* **Task goal**
Print each line exactly as it is given.

>> Begin Entries

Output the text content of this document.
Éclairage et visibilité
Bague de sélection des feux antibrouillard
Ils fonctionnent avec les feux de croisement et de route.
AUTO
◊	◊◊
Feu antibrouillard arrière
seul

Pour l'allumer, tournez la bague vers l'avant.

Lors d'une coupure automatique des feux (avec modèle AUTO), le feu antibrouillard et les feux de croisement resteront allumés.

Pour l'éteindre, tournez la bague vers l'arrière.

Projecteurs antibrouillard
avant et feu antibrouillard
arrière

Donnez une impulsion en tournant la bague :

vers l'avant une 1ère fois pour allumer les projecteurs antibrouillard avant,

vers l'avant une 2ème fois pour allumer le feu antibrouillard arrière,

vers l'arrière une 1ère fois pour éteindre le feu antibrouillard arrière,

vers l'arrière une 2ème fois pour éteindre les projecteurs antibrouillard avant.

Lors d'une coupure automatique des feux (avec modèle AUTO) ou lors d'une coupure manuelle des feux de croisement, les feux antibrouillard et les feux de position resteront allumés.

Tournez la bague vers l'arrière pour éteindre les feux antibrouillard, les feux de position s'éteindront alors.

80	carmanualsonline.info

>> End Entries

* **Problem solution**
Output the text content of this document.
Éclairage et visibilité
Bague de sélection des feux antibrouillard
Ils fonctionnent avec les feux de croisement et de route.
AUTO
◊	◊◊
Feu antibrouillard arrière
seul

Pour l'allumer, tournez la bague vers l'avant.

Lors d'une coupure automatique des feux (avec modèle AUTO), le feu antibrouillard et les feux de croisement resteront allumés.

Pour l'éteindre, tournez la bague vers l'arrière.

Projecteurs antibrouillard
avant et feu antibrouillard
arrière

Donnez une impulsion en tournant la bague :

vers l'avant une 1ère fois pour allumer les projecteurs antibrouillard avant,

vers l'avant une 2ème fois pour allumer le feu antibrouillard arrière,

vers l'arrière une 1ère fois pour éteindre le feu antibrouillard arrière,

vers l'arrière une 2ème fois pour éteindre les projecteurs antibrouillard avant.

Lors d'une coupure automatique des feux (avec modèle AUTO) ou lors d'une coupure manuelle des feux de croisement, les feux antibrouillard et les feux de position resteront allumés.

Tournez la bague vers l'arrière pour éteindre les feux antibrouillard, les feux de position s'éteindront alors.

80	carmanualsonline.info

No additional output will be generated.